[BEGIN Information provided]
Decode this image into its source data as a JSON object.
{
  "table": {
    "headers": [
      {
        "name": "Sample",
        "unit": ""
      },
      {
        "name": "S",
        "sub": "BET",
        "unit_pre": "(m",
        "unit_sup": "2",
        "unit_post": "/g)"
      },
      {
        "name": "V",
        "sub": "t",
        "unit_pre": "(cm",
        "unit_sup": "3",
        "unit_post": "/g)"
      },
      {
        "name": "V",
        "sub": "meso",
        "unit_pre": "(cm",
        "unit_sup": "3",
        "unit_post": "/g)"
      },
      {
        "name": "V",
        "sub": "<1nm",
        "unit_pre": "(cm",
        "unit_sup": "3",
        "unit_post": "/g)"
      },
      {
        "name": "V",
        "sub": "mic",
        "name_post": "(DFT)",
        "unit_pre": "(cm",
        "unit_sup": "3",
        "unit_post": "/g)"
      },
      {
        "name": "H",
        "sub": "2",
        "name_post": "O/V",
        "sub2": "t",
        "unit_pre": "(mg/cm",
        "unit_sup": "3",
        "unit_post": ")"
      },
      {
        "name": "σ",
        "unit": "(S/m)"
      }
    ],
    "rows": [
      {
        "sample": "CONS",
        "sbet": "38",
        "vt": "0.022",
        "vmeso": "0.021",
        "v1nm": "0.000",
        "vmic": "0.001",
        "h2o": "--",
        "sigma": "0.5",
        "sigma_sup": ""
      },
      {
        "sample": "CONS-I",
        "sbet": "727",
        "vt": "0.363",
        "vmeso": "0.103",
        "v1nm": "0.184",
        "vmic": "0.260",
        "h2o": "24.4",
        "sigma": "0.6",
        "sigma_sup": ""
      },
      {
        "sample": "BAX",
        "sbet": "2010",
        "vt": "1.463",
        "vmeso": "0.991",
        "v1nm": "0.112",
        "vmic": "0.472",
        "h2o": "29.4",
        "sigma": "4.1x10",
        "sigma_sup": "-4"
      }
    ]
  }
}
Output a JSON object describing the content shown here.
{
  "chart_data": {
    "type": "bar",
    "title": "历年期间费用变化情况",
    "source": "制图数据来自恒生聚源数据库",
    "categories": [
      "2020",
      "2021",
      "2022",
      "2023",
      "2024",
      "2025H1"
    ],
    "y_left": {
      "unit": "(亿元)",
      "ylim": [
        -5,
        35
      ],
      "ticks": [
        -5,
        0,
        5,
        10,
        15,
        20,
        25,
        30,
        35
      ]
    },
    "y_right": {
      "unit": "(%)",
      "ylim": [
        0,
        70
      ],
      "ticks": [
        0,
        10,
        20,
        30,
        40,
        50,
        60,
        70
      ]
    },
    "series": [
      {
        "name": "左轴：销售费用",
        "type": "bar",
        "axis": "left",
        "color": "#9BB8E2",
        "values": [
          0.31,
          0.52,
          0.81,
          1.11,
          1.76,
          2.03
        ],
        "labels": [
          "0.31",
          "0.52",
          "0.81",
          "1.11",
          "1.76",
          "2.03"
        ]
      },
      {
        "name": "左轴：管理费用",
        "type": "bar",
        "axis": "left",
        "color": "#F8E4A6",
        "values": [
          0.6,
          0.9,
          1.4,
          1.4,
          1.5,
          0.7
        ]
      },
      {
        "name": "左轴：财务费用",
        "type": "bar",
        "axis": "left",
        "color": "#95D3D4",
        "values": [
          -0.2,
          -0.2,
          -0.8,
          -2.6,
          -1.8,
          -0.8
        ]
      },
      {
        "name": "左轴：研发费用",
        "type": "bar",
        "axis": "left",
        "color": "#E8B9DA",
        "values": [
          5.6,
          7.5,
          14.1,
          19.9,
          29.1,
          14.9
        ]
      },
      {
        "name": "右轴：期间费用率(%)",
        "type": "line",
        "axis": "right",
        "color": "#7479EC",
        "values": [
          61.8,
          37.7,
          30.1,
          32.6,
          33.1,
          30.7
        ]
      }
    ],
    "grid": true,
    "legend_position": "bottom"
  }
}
[END Information provided]
• [Aim of the exercise]:
All of the entries above should be written out again exactly.

• [Complete output]:
Decode this image into its source data as a JSON object.
{
  "table": {
    "headers": [
      {
        "name": "Sample",
        "unit": ""
      },
      {
        "name": "S",
        "sub": "BET",
        "unit_pre": "(m",
        "unit_sup": "2",
        "unit_post": "/g)"
      },
      {
        "name": "V",
        "sub": "t",
        "unit_pre": "(cm",
        "unit_sup": "3",
        "unit_post": "/g)"
      },
      {
        "name": "V",
        "sub": "meso",
        "unit_pre": "(cm",
        "unit_sup": "3",
        "unit_post": "/g)"
      },
      {
        "name": "V",
        "sub": "<1nm",
        "unit_pre": "(cm",
        "unit_sup": "3",
        "unit_post": "/g)"
      },
      {
        "name": "V",
        "sub": "mic",
        "name_post": "(DFT)",
        "unit_pre": "(cm",
        "unit_sup": "3",
        "unit_post": "/g)"
      },
      {
        "name": "H",
        "sub": "2",
        "name_post": "O/V",
        "sub2": "t",
        "unit_pre": "(mg/cm",
        "unit_sup": "3",
        "unit_post": ")"
      },
      {
        "name": "σ",
        "unit": "(S/m)"
      }
    ],
    "rows": [
      {
        "sample": "CONS",
        "sbet": "38",
        "vt": "0.022",
        "vmeso": "0.021",
        "v1nm": "0.000",
        "vmic": "0.001",
        "h2o": "--",
        "sigma": "0.5",
        "sigma_sup": ""
      },
      {
        "sample": "CONS-I",
        "sbet": "727",
        "vt": "0.363",
        "vmeso": "0.103",
        "v1nm": "0.184",
        "vmic": "0.260",
        "h2o": "24.4",
        "sigma": "0.6",
        "sigma_sup": ""
      },
      {
        "sample": "BAX",
        "sbet": "2010",
        "vt": "1.463",
        "vmeso": "0.991",
        "v1nm": "0.112",
        "vmic": "0.472",
        "h2o": "29.4",
        "sigma": "4.1x10",
        "sigma_sup": "-4"
      }
    ]
  }
}
Output a JSON object describing the content shown here.
{
  "chart_data": {
    "type": "bar",
    "title": "历年期间费用变化情况",
    "source": "制图数据来自恒生聚源数据库",
    "categories": [
      "2020",
      "2021",
      "2022",
      "2023",
      "2024",
      "2025H1"
    ],
    "y_left": {
      "unit": "(亿元)",
      "ylim": [
        -5,
        35
      ],
      "ticks": [
        -5,
        0,
        5,
        10,
        15,
        20,
        25,
        30,
        35
      ]
    },
    "y_right": {
      "unit": "(%)",
      "ylim": [
        0,
        70
      ],
      "ticks": [
        0,
        10,
        20,
        30,
        40,
        50,
        60,
        70
      ]
    },
    "series": [
      {
        "name": "左轴：销售费用",
        "type": "bar",
        "axis": "left",
        "color": "#9BB8E2",
        "values": [
          0.31,
          0.52,
          0.81,
          1.11,
          1.76,
          2.03
        ],
        "labels": [
          "0.31",
          "0.52",
          "0.81",
          "1.11",
          "1.76",
          "2.03"
        ]
      },
      {
        "name": "左轴：管理费用",
        "type": "bar",
        "axis": "left",
        "color": "#F8E4A6",
        "values": [
          0.6,
          0.9,
          1.4,
          1.4,
          1.5,
          0.7
        ]
      },
      {
        "name": "左轴：财务费用",
        "type": "bar",
        "axis": "left",
        "color": "#95D3D4",
        "values": [
          -0.2,
          -0.2,
          -0.8,
          -2.6,
          -1.8,
          -0.8
        ]
      },
      {
        "name": "左轴：研发费用",
        "type": "bar",
        "axis": "left",
        "color": "#E8B9DA",
        "values": [
          5.6,
          7.5,
          14.1,
          19.9,
          29.1,
          14.9
        ]
      },
      {
        "name": "右轴：期间费用率(%)",
        "type": "line",
        "axis": "right",
        "color": "#7479EC",
        "values": [
          61.8,
          37.7,
          30.1,
          32.6,
          33.1,
          30.7
        ]
      }
    ],
    "grid": true,
    "legend_position": "bottom"
  }
}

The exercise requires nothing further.